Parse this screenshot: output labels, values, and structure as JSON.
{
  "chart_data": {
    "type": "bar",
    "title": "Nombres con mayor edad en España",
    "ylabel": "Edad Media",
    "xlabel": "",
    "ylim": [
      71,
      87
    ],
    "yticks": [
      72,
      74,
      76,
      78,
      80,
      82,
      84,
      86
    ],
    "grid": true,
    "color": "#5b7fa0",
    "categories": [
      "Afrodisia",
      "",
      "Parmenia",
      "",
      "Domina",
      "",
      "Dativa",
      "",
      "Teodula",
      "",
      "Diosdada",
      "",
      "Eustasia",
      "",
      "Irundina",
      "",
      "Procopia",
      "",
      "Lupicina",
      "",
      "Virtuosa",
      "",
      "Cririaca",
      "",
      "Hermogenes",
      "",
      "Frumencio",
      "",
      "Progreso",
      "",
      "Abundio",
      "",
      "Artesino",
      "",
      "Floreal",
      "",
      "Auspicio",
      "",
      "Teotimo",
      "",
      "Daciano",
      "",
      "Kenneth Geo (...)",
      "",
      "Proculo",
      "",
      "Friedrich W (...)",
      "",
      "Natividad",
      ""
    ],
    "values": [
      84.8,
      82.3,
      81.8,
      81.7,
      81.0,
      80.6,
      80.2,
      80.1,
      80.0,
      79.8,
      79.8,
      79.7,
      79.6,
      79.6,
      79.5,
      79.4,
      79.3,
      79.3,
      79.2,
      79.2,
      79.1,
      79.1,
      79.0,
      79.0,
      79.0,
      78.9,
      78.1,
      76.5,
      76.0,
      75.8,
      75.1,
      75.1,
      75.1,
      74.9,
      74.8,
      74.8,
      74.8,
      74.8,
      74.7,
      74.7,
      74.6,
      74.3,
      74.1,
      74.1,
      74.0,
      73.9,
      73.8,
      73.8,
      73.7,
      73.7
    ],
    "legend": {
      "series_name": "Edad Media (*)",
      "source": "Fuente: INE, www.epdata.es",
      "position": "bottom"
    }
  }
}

------------------------------------

PROBLEM TO SOLVE: Could you write out the full data verbatim?

TASK RESULT:
Parse this screenshot: output labels, values, and structure as JSON.
{
  "chart_data": {
    "type": "bar",
    "title": "Nombres con mayor edad en España",
    "ylabel": "Edad Media",
    "xlabel": "",
    "ylim": [
      71,
      87
    ],
    "yticks": [
      72,
      74,
      76,
      78,
      80,
      82,
      84,
      86
    ],
    "grid": true,
    "color": "#5b7fa0",
    "categories": [
      "Afrodisia",
      "",
      "Parmenia",
      "",
      "Domina",
      "",
      "Dativa",
      "",
      "Teodula",
      "",
      "Diosdada",
      "",
      "Eustasia",
      "",
      "Irundina",
      "",
      "Procopia",
      "",
      "Lupicina",
      "",
      "Virtuosa",
      "",
      "Cririaca",
      "",
      "Hermogenes",
      "",
      "Frumencio",
      "",
      "Progreso",
      "",
      "Abundio",
      "",
      "Artesino",
      "",
      "Floreal",
      "",
      "Auspicio",
      "",
      "Teotimo",
      "",
      "Daciano",
      "",
      "Kenneth Geo (...)",
      "",
      "Proculo",
      "",
      "Friedrich W (...)",
      "",
      "Natividad",
      ""
    ],
    "values": [
      84.8,
      82.3,
      81.8,
      81.7,
      81.0,
      80.6,
      80.2,
      80.1,
      80.0,
      79.8,
      79.8,
      79.7,
      79.6,
      79.6,
      79.5,
      79.4,
      79.3,
      79.3,
      79.2,
      79.2,
      79.1,
      79.1,
      79.0,
      79.0,
      79.0,
      78.9,
      78.1,
      76.5,
      76.0,
      75.8,
      75.1,
      75.1,
      75.1,
      74.9,
      74.8,
      74.8,
      74.8,
      74.8,
      74.7,
      74.7,
      74.6,
      74.3,
      74.1,
      74.1,
      74.0,
      73.9,
      73.8,
      73.8,
      73.7,
      73.7
    ],
    "legend": {
      "series_name": "Edad Media (*)",
      "source": "Fuente: INE, www.epdata.es",
      "position": "bottom"
    }
  }
}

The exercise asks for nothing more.